Items from a data source:
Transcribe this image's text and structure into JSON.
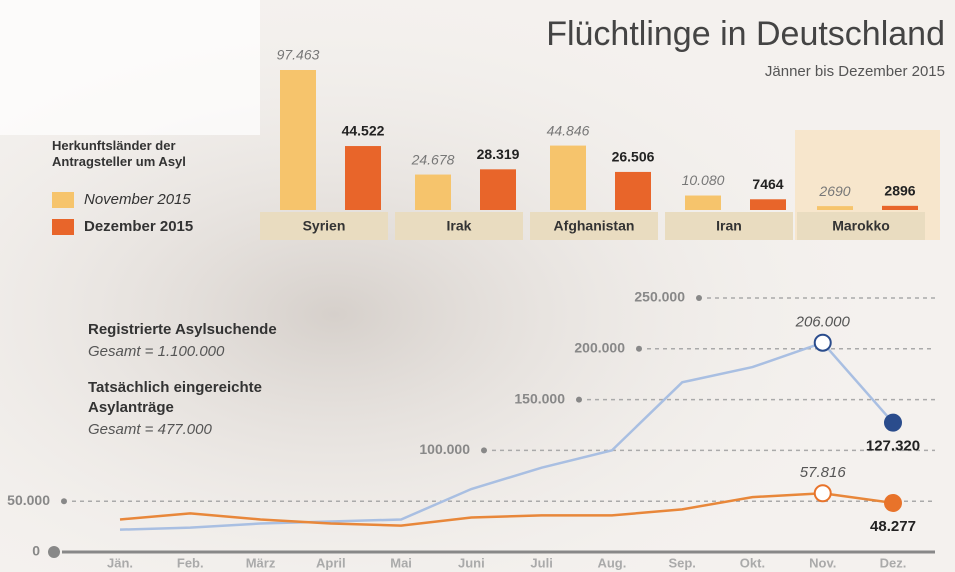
{
  "chart_data": [
    {
      "type": "bar",
      "title": "Flüchtlinge in Deutschland",
      "subtitle": "Jänner bis Dezember 2015",
      "legend_title": "Herkunftsländer der Antragsteller um Asyl",
      "categories": [
        "Syrien",
        "Irak",
        "Afghanistan",
        "Iran",
        "Marokko"
      ],
      "series": [
        {
          "name": "November 2015",
          "color": "#f6c46c",
          "values": [
            97463,
            24678,
            44846,
            10080,
            2690
          ],
          "value_labels": [
            "97.463",
            "24.678",
            "44.846",
            "10.080",
            "2690"
          ]
        },
        {
          "name": "Dezember 2015",
          "color": "#e8652a",
          "values": [
            44522,
            28319,
            26506,
            7464,
            2896
          ],
          "value_labels": [
            "44.522",
            "28.319",
            "26.506",
            "7464",
            "2896"
          ]
        }
      ]
    },
    {
      "type": "line",
      "categories": [
        "Jän.",
        "Feb.",
        "März",
        "April",
        "Mai",
        "Juni",
        "Juli",
        "Aug.",
        "Sep.",
        "Okt.",
        "Nov.",
        "Dez."
      ],
      "ylim": [
        0,
        250000
      ],
      "yticks": [
        0,
        {
          "value": 50000,
          "label": "50.000"
        },
        {
          "value": 100000,
          "label": "100.000"
        },
        {
          "value": 150000,
          "label": "150.000"
        },
        {
          "value": 200000,
          "label": "200.000"
        },
        {
          "value": 250000,
          "label": "250.000"
        }
      ],
      "grid": true,
      "series": [
        {
          "name": "Registrierte Asylsuchende",
          "note": "Gesamt = 1.100.000",
          "color": "#a9bfe2",
          "marker_color": "#2a4c8c",
          "values": [
            22000,
            24000,
            28000,
            30000,
            32000,
            62000,
            83000,
            100000,
            167000,
            182000,
            206000,
            127320
          ],
          "value_labels": [
            null,
            null,
            null,
            null,
            null,
            null,
            null,
            null,
            null,
            null,
            "206.000",
            "127.320"
          ]
        },
        {
          "name": "Tatsächlich eingereichte Asylanträge",
          "note": "Gesamt = 477.000",
          "color": "#e8873a",
          "marker_color": "#e8732a",
          "values": [
            32000,
            38000,
            32000,
            28000,
            26000,
            34000,
            36000,
            36000,
            42000,
            54000,
            57816,
            48277
          ],
          "value_labels": [
            null,
            null,
            null,
            null,
            null,
            null,
            null,
            null,
            null,
            null,
            "57.816",
            "48.277"
          ]
        }
      ]
    }
  ]
}
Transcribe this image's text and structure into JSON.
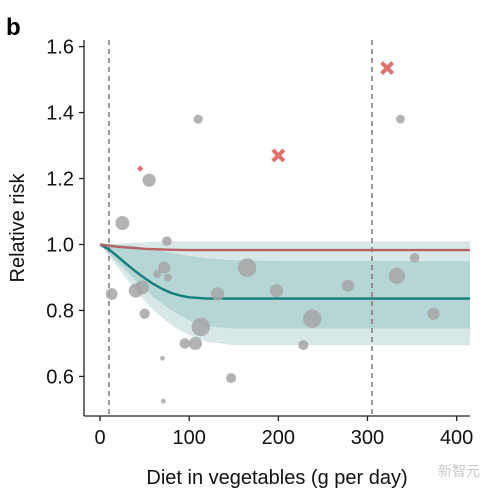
{
  "panel_label": "b",
  "watermark": "新智元",
  "chart_data": {
    "type": "scatter",
    "xlabel": "Diet in vegetables (g per day)",
    "ylabel": "Relative risk",
    "xlim": [
      -18,
      415
    ],
    "ylim": [
      0.48,
      1.62
    ],
    "x_ticks": [
      0,
      100,
      200,
      300,
      400
    ],
    "y_ticks": [
      0.6,
      0.8,
      1.0,
      1.2,
      1.4,
      1.6
    ],
    "x_tick_labels": [
      "0",
      "100",
      "200",
      "300",
      "400"
    ],
    "y_tick_labels": [
      "0.6",
      "0.8",
      "1.0",
      "1.2",
      "1.4",
      "1.6"
    ],
    "reference_lines_x": [
      10,
      305
    ],
    "colors": {
      "studies": "#a6a6a6",
      "outliers": "#e0716f",
      "teal_line": "#127f7a",
      "red_line": "#b86266",
      "band_outer": "#d8e8e8",
      "band_inner": "#b6d5d5",
      "ref_line": "#7a7a7a"
    },
    "series": [
      {
        "kind": "curve",
        "x": [
          0,
          10,
          20,
          30,
          40,
          50,
          60,
          70,
          80,
          90,
          100,
          120,
          150,
          200,
          300,
          415
        ],
        "y": [
          1.0,
          0.985,
          0.963,
          0.94,
          0.918,
          0.898,
          0.88,
          0.865,
          0.853,
          0.845,
          0.84,
          0.836,
          0.836,
          0.836,
          0.836,
          0.836
        ]
      },
      {
        "kind": "curve",
        "x": [
          0,
          20,
          50,
          80,
          100,
          150,
          200,
          300,
          415
        ],
        "y": [
          1.0,
          0.993,
          0.987,
          0.984,
          0.983,
          0.983,
          0.983,
          0.983,
          0.983
        ]
      },
      {
        "kind": "band",
        "x": [
          0,
          20,
          40,
          60,
          80,
          100,
          120,
          150,
          200,
          300,
          415
        ],
        "upper": [
          1.0,
          1.002,
          1.005,
          1.008,
          1.01,
          1.01,
          1.01,
          1.01,
          1.01,
          1.01,
          1.01
        ],
        "lower": [
          1.0,
          0.93,
          0.86,
          0.8,
          0.755,
          0.725,
          0.705,
          0.695,
          0.695,
          0.695,
          0.695
        ]
      },
      {
        "kind": "band",
        "x": [
          0,
          20,
          40,
          60,
          80,
          100,
          120,
          150,
          200,
          300,
          415
        ],
        "upper": [
          1.0,
          1.0,
          0.995,
          0.985,
          0.975,
          0.965,
          0.958,
          0.952,
          0.95,
          0.95,
          0.95
        ],
        "lower": [
          1.0,
          0.945,
          0.89,
          0.84,
          0.8,
          0.77,
          0.752,
          0.745,
          0.745,
          0.745,
          0.745
        ]
      },
      {
        "kind": "studies",
        "points": [
          {
            "x": 13,
            "y": 0.85,
            "w": 2.5
          },
          {
            "x": 25,
            "y": 1.065,
            "w": 3
          },
          {
            "x": 40,
            "y": 0.86,
            "w": 3
          },
          {
            "x": 47,
            "y": 0.87,
            "w": 3
          },
          {
            "x": 50,
            "y": 0.79,
            "w": 2.2
          },
          {
            "x": 55,
            "y": 1.195,
            "w": 2.8
          },
          {
            "x": 64,
            "y": 0.91,
            "w": 1.6
          },
          {
            "x": 70,
            "y": 0.655,
            "w": 0.9
          },
          {
            "x": 71,
            "y": 0.525,
            "w": 0.9
          },
          {
            "x": 72,
            "y": 0.93,
            "w": 2.6
          },
          {
            "x": 75,
            "y": 1.01,
            "w": 2
          },
          {
            "x": 76,
            "y": 0.9,
            "w": 1.6
          },
          {
            "x": 95,
            "y": 0.7,
            "w": 2.2
          },
          {
            "x": 107,
            "y": 0.7,
            "w": 2.8
          },
          {
            "x": 110,
            "y": 1.38,
            "w": 1.9
          },
          {
            "x": 113,
            "y": 0.75,
            "w": 4
          },
          {
            "x": 132,
            "y": 0.85,
            "w": 2.8
          },
          {
            "x": 147,
            "y": 0.595,
            "w": 2.1
          },
          {
            "x": 165,
            "y": 0.93,
            "w": 4
          },
          {
            "x": 198,
            "y": 0.86,
            "w": 2.8
          },
          {
            "x": 228,
            "y": 0.695,
            "w": 2.1
          },
          {
            "x": 238,
            "y": 0.775,
            "w": 4
          },
          {
            "x": 278,
            "y": 0.875,
            "w": 2.6
          },
          {
            "x": 333,
            "y": 0.905,
            "w": 3.5
          },
          {
            "x": 337,
            "y": 1.38,
            "w": 1.8
          },
          {
            "x": 353,
            "y": 0.96,
            "w": 2
          },
          {
            "x": 374,
            "y": 0.79,
            "w": 2.6
          }
        ]
      },
      {
        "kind": "outliers",
        "points": [
          {
            "x": 45,
            "y": 1.23,
            "w": 1
          },
          {
            "x": 200,
            "y": 1.27,
            "w": 2
          },
          {
            "x": 322,
            "y": 1.535,
            "w": 2
          }
        ]
      }
    ]
  }
}
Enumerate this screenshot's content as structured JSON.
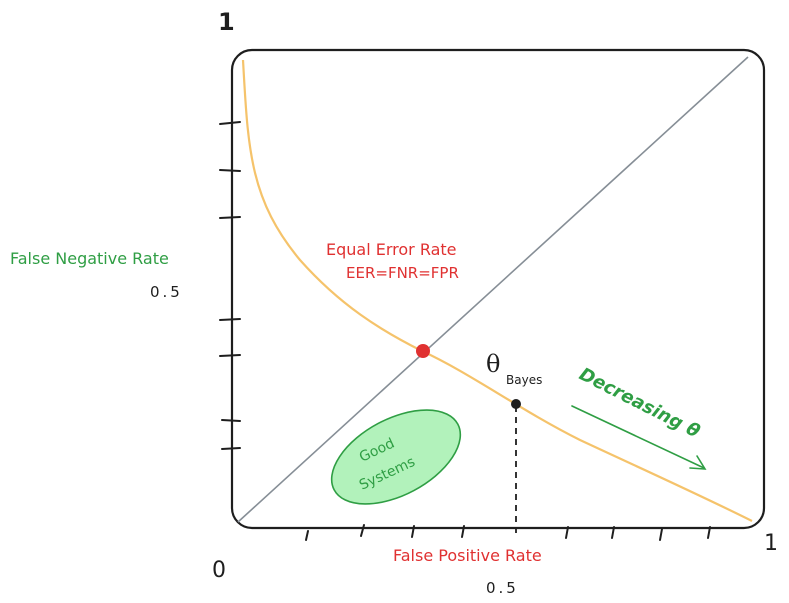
{
  "axis": {
    "x_label": "False Positive Rate",
    "y_label": "False Negative Rate",
    "origin": "0",
    "x_max": "1",
    "y_max": "1",
    "x_half": "0.5",
    "y_half": "0.5"
  },
  "annotations": {
    "eer_title": "Equal Error Rate",
    "eer_formula": "EER=FNR=FPR",
    "theta_symbol": "θ",
    "theta_subscript": "Bayes",
    "decreasing": "Decreasing θ",
    "good_systems_line1": "Good",
    "good_systems_line2": "Systems"
  },
  "colors": {
    "curve": "#f5c36b",
    "eer_point": "#e03131",
    "green": "#2f9e44",
    "red_text": "#e03131",
    "ellipse_fill": "#b2f2bb",
    "diagonal": "#868e96"
  }
}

* What to do: Using the material above, gather every line that includes "False".

* The solution:
    "x_label": "False Positive Rate",
    "y_label": "False Negative Rate",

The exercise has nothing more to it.